[Requirement]: Find and copy each line of the records where the string "Symbols" shows up.

[Data rows]:

──────────

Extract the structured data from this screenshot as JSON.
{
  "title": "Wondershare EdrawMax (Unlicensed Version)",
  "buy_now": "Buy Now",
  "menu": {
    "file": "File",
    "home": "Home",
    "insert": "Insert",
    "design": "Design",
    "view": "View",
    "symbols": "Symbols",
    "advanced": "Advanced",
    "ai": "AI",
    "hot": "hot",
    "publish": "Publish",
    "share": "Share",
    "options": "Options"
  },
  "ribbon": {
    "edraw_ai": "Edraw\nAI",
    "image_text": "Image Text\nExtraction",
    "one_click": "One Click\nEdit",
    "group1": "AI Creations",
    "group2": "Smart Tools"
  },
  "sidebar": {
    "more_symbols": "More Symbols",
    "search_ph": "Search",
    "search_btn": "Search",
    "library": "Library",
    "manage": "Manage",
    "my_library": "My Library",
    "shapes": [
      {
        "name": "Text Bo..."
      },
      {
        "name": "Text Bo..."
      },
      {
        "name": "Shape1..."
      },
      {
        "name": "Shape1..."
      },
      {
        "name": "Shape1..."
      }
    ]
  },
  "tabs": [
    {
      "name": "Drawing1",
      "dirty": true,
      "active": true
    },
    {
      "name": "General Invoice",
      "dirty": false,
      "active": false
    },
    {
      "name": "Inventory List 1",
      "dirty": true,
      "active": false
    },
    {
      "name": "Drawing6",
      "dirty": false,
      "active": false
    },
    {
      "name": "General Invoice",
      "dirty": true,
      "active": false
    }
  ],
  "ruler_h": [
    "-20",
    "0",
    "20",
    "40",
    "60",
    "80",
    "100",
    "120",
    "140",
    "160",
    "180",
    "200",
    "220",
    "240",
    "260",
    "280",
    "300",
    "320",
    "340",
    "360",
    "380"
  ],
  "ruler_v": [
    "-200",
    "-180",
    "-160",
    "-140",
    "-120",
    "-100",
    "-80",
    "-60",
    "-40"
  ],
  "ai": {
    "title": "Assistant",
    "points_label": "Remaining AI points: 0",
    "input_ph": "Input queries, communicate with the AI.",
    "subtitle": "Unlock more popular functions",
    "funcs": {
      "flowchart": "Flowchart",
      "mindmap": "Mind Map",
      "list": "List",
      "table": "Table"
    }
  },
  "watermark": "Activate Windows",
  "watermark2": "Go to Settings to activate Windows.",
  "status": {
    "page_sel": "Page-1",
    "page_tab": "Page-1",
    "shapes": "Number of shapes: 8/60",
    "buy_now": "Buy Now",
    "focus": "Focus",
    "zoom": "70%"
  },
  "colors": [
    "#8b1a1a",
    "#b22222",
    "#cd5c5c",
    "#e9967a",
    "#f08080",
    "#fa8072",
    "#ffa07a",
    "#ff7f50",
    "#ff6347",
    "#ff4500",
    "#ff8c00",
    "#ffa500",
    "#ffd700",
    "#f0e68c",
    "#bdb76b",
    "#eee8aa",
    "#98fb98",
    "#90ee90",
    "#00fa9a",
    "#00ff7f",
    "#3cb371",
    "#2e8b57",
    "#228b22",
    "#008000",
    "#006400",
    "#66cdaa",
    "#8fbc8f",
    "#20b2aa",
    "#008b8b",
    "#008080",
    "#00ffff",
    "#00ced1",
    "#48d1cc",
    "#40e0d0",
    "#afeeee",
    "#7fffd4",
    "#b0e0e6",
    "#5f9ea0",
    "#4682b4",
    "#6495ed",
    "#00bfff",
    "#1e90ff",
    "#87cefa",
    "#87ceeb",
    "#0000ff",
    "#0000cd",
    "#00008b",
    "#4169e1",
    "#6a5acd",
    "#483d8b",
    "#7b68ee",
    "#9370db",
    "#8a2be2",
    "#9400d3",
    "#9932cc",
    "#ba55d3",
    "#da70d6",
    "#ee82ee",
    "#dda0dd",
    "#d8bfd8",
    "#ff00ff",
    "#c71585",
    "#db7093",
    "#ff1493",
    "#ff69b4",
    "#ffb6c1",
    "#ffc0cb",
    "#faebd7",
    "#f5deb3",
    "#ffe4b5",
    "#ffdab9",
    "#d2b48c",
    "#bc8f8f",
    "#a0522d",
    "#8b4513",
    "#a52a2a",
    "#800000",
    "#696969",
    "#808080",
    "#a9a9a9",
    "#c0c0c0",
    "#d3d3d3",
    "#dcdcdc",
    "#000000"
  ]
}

──────────

[Exercise response]:
    "symbols": "Symbols",
    "more_symbols": "More Symbols",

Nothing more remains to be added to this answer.